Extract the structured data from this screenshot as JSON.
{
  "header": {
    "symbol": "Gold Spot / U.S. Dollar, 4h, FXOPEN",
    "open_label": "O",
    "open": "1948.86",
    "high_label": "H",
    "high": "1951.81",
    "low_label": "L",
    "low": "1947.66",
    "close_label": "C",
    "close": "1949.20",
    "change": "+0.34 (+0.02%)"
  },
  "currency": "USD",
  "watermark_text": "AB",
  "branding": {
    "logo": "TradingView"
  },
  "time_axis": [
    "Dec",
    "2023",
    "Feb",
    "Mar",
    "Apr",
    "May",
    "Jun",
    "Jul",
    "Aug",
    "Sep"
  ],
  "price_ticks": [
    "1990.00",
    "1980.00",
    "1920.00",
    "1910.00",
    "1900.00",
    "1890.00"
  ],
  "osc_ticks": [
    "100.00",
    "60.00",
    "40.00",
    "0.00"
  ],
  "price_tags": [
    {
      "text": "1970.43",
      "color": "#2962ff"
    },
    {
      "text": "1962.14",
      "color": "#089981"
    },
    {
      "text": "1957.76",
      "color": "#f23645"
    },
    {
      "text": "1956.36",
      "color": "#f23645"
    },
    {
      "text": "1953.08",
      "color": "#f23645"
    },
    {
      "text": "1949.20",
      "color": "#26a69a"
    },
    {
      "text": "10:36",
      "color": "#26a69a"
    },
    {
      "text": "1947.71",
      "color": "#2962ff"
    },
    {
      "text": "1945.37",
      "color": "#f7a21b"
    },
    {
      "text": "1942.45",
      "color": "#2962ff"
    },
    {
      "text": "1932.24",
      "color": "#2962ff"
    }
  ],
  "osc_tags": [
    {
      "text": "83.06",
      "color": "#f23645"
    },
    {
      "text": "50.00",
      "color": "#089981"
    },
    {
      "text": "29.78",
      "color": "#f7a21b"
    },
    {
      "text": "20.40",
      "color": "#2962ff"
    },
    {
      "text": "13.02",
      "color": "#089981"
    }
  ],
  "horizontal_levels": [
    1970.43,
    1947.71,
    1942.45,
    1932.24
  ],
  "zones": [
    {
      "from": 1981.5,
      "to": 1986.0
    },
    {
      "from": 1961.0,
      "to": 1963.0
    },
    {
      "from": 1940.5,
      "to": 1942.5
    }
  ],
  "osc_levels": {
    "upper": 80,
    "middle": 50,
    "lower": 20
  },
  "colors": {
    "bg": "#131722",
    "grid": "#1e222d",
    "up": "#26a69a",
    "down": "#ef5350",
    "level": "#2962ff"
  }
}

THE TASK. Please restate the records in full, word for word.

THE COMPLETED TASK.
Extract the structured data from this screenshot as JSON.
{
  "header": {
    "symbol": "Gold Spot / U.S. Dollar, 4h, FXOPEN",
    "open_label": "O",
    "open": "1948.86",
    "high_label": "H",
    "high": "1951.81",
    "low_label": "L",
    "low": "1947.66",
    "close_label": "C",
    "close": "1949.20",
    "change": "+0.34 (+0.02%)"
  },
  "currency": "USD",
  "watermark_text": "AB",
  "branding": {
    "logo": "TradingView"
  },
  "time_axis": [
    "Dec",
    "2023",
    "Feb",
    "Mar",
    "Apr",
    "May",
    "Jun",
    "Jul",
    "Aug",
    "Sep"
  ],
  "price_ticks": [
    "1990.00",
    "1980.00",
    "1920.00",
    "1910.00",
    "1900.00",
    "1890.00"
  ],
  "osc_ticks": [
    "100.00",
    "60.00",
    "40.00",
    "0.00"
  ],
  "price_tags": [
    {
      "text": "1970.43",
      "color": "#2962ff"
    },
    {
      "text": "1962.14",
      "color": "#089981"
    },
    {
      "text": "1957.76",
      "color": "#f23645"
    },
    {
      "text": "1956.36",
      "color": "#f23645"
    },
    {
      "text": "1953.08",
      "color": "#f23645"
    },
    {
      "text": "1949.20",
      "color": "#26a69a"
    },
    {
      "text": "10:36",
      "color": "#26a69a"
    },
    {
      "text": "1947.71",
      "color": "#2962ff"
    },
    {
      "text": "1945.37",
      "color": "#f7a21b"
    },
    {
      "text": "1942.45",
      "color": "#2962ff"
    },
    {
      "text": "1932.24",
      "color": "#2962ff"
    }
  ],
  "osc_tags": [
    {
      "text": "83.06",
      "color": "#f23645"
    },
    {
      "text": "50.00",
      "color": "#089981"
    },
    {
      "text": "29.78",
      "color": "#f7a21b"
    },
    {
      "text": "20.40",
      "color": "#2962ff"
    },
    {
      "text": "13.02",
      "color": "#089981"
    }
  ],
  "horizontal_levels": [
    1970.43,
    1947.71,
    1942.45,
    1932.24
  ],
  "zones": [
    {
      "from": 1981.5,
      "to": 1986.0
    },
    {
      "from": 1961.0,
      "to": 1963.0
    },
    {
      "from": 1940.5,
      "to": 1942.5
    }
  ],
  "osc_levels": {
    "upper": 80,
    "middle": 50,
    "lower": 20
  },
  "colors": {
    "bg": "#131722",
    "grid": "#1e222d",
    "up": "#26a69a",
    "down": "#ef5350",
    "level": "#2962ff"
  }
}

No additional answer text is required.